(Stored data)

****************************************

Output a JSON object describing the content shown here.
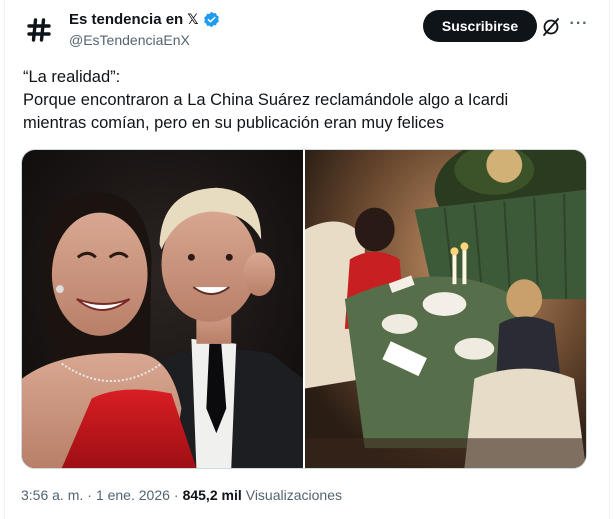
{
  "account": {
    "display_name": "Es tendencia en",
    "x_mark": "𝕏",
    "handle": "@EsTendenciaEnX",
    "verified": true,
    "avatar_icon": "hashtag-icon"
  },
  "actions": {
    "subscribe_label": "Suscribirse",
    "grok_icon": "grok-icon",
    "more_icon": "more-icon",
    "more_glyph": "···"
  },
  "tweet": {
    "lines": [
      "“La realidad”:",
      "Porque encontraron a La China Suárez reclamándole algo a Icardi",
      "mientras comían, pero en su publicación eran muy felices"
    ]
  },
  "media": {
    "photos": [
      "couple-selfie-photo",
      "restaurant-dinner-photo"
    ]
  },
  "footer": {
    "time": "3:56 a. m.",
    "separator": "·",
    "date": "1 ene. 2026",
    "separator2": "·",
    "views_count": "845,2 mil",
    "views_label": "Visualizaciones"
  },
  "colors": {
    "accent": "#1d9bf0",
    "text": "#0f1419",
    "muted": "#536471",
    "button": "#0f1419"
  }
}
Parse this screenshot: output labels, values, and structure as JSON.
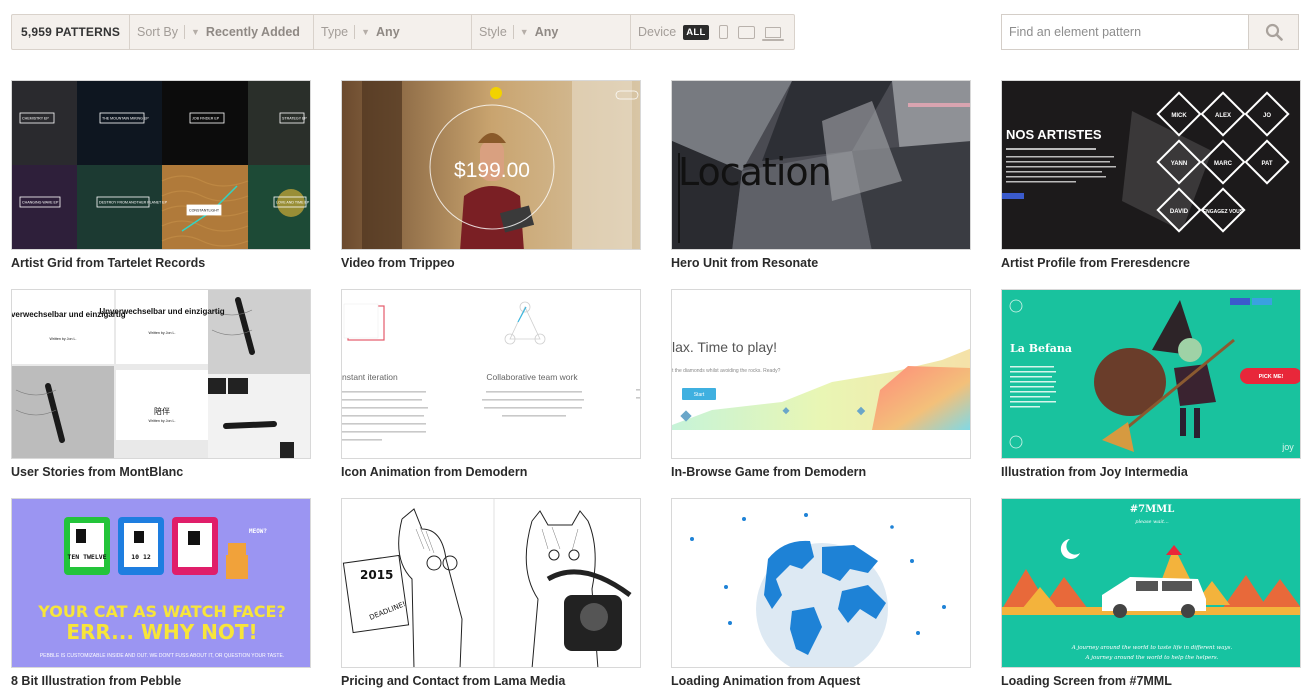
{
  "filters": {
    "pattern_count": "5,959 PATTERNS",
    "sort_label": "Sort By",
    "sort_value": "Recently Added",
    "type_label": "Type",
    "type_value": "Any",
    "style_label": "Style",
    "style_value": "Any",
    "device_label": "Device",
    "device_all": "ALL",
    "device_icons": [
      "phone-icon",
      "tablet-icon",
      "laptop-icon"
    ]
  },
  "search": {
    "placeholder": "Find an element pattern",
    "icon": "search-icon"
  },
  "patterns": [
    {
      "title": "Artist Grid from Tartelet Records"
    },
    {
      "title": "Video from Trippeo"
    },
    {
      "title": "Hero Unit from Resonate"
    },
    {
      "title": "Artist Profile from Freresdencre"
    },
    {
      "title": "User Stories from MontBlanc"
    },
    {
      "title": "Icon Animation from Demodern"
    },
    {
      "title": "In-Browse Game from Demodern"
    },
    {
      "title": "Illustration from Joy Intermedia"
    },
    {
      "title": "8 Bit Illustration from Pebble"
    },
    {
      "title": "Pricing and Contact from Lama Media"
    },
    {
      "title": "Loading Animation from Aquest"
    },
    {
      "title": "Loading Screen from #7MML"
    }
  ],
  "thumb_text": {
    "artist_grid": [
      "CHEMISTRY EP",
      "THE MOUNTAIN MIKING EP",
      "JOB FINDER EP",
      "STRATEGY EP",
      "CHANGING WAVE EP",
      "DESTROY FROM ANOTHER PLANET EP",
      "CONSTANTLIGHT",
      "LOVE AND TIME EP"
    ],
    "trippeo_price": "$199.00",
    "resonate_word": "Location",
    "freres_heading": "NOS ARTISTES",
    "freres_names": [
      "MICK",
      "ALEX",
      "JO",
      "YANN",
      "MARC",
      "PAT",
      "DAVID",
      "ENGAGEZ VOUS"
    ],
    "montblanc_heading": "Unverwechselbar und einzigartig",
    "montblanc_byline": "Written by Jon L.",
    "montblanc_chinese": "陪伴",
    "demodern_left": "nstant iteration",
    "demodern_right": "Collaborative team work",
    "game_heading": "lax. Time to play!",
    "game_sub": "t the diamonds whilst avoiding the rocks. Ready?",
    "game_button": "Start",
    "joy_heading": "La Befana",
    "joy_pick": "PICK ME!",
    "joy_logo": "joy",
    "pebble_watch_text": [
      "TEN TWELVE",
      "10 12",
      ""
    ],
    "pebble_meow": "MEOW?",
    "pebble_headline_1": "YOUR CAT AS WATCH FACE?",
    "pebble_headline_2": "ERR... WHY NOT!",
    "pebble_sub": "PEBBLE IS CUSTOMIZABLE INSIDE AND OUT. WE DON'T FUSS ABOUT IT, OR QUESTION YOUR TASTE.",
    "lama_year": "2015",
    "lama_deadline": "DEADLINE!",
    "mml_title": "#7MML",
    "mml_sub": "please wait...",
    "mml_caption_1": "A journey around the world to taste life in different ways.",
    "mml_caption_2": "A journey around the world to help the helpers."
  },
  "colors": {
    "bar_bg": "#f4f0ec",
    "accent_teal": "#17c3a1",
    "pebble_purple": "#9b95f2",
    "pebble_yellow": "#f7e53a",
    "aquest_blue": "#1e82d6"
  }
}
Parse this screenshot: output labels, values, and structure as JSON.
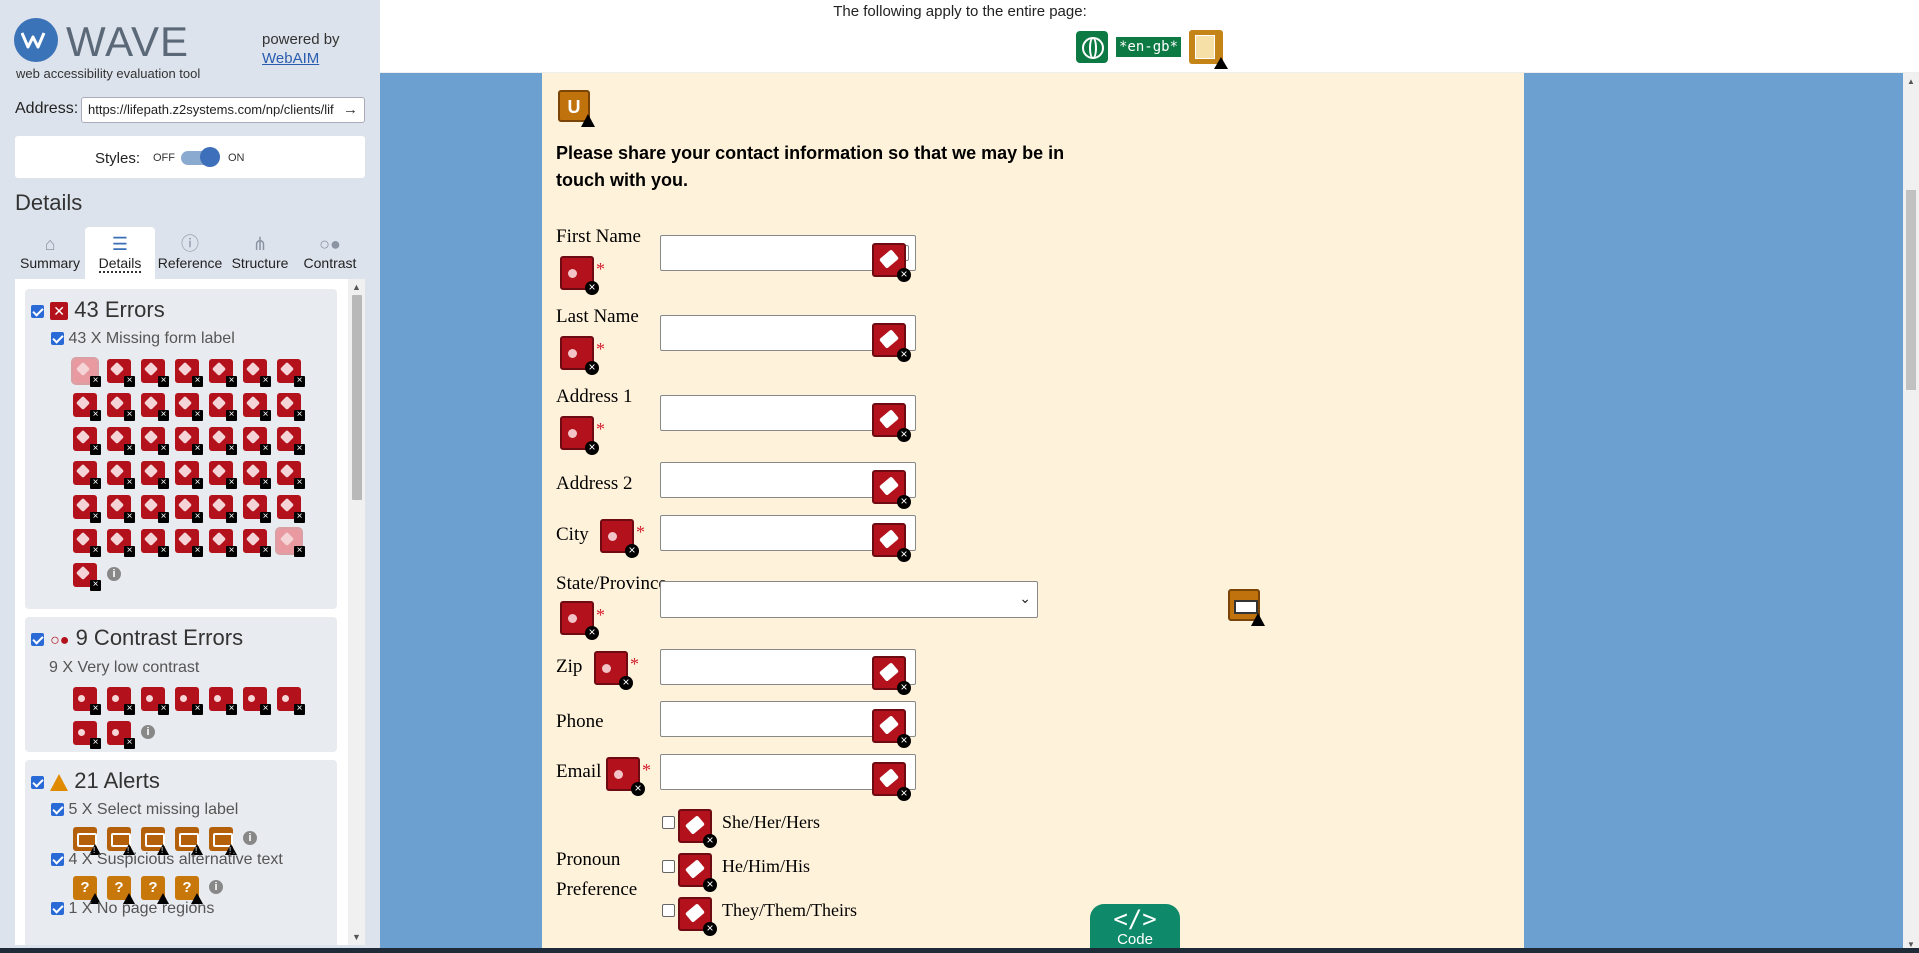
{
  "wave": {
    "logo_word": "WAVE",
    "tagline": "web accessibility evaluation tool",
    "powered_by": "powered by",
    "webaim_link": "WebAIM",
    "address_label": "Address:",
    "address_value": "https://lifepath.z2systems.com/np/clients/lif",
    "styles_label": "Styles:",
    "styles_off": "OFF",
    "styles_on": "ON",
    "styles_state": "on",
    "details_heading": "Details",
    "tabs": [
      {
        "label": "Summary",
        "icon": "home-icon"
      },
      {
        "label": "Details",
        "icon": "list-icon",
        "active": true
      },
      {
        "label": "Reference",
        "icon": "info-icon"
      },
      {
        "label": "Structure",
        "icon": "structure-icon"
      },
      {
        "label": "Contrast",
        "icon": "contrast-icon"
      }
    ],
    "groups": {
      "errors": {
        "title": "43 Errors",
        "item": "43 X Missing form label",
        "count": 43
      },
      "contrast": {
        "title": "9 Contrast Errors",
        "item": "9 X Very low contrast",
        "count": 9
      },
      "alerts": {
        "title": "21 Alerts",
        "items": [
          {
            "label": "5 X Select missing label",
            "count": 5
          },
          {
            "label": "4 X Suspicious alternative text",
            "count": 4
          },
          {
            "label": "1 X No page regions",
            "count": 1
          }
        ]
      }
    }
  },
  "page_header": {
    "applies_text": "The following apply to the entire page:",
    "lang_badge": "*en-gb*"
  },
  "form": {
    "intro": "Please share your contact information so that we may be in touch with you.",
    "fields": {
      "first_name": "First Name",
      "last_name": "Last Name",
      "address1": "Address 1",
      "address2": "Address 2",
      "city": "City",
      "state": "State/Province",
      "zip": "Zip",
      "phone": "Phone",
      "email": "Email",
      "pronoun": "Pronoun Preference"
    },
    "required_mark": "*",
    "pronoun_options": [
      "She/Her/Hers",
      "He/Him/His",
      "They/Them/Theirs"
    ]
  },
  "code_tab": {
    "glyph": "</>",
    "label": "Code"
  },
  "colors": {
    "wave_blue": "#3a73b8",
    "error_red": "#b3121d",
    "alert_orange": "#c0720c",
    "code_green": "#0e8a6a",
    "form_bg": "#fff2db",
    "page_bg": "#6ba0d0"
  }
}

****************************************

Gather each line holding the string "Animation".

      "title": "Icon Animation from Demodern"
      "title": "Loading Animation from Aquest"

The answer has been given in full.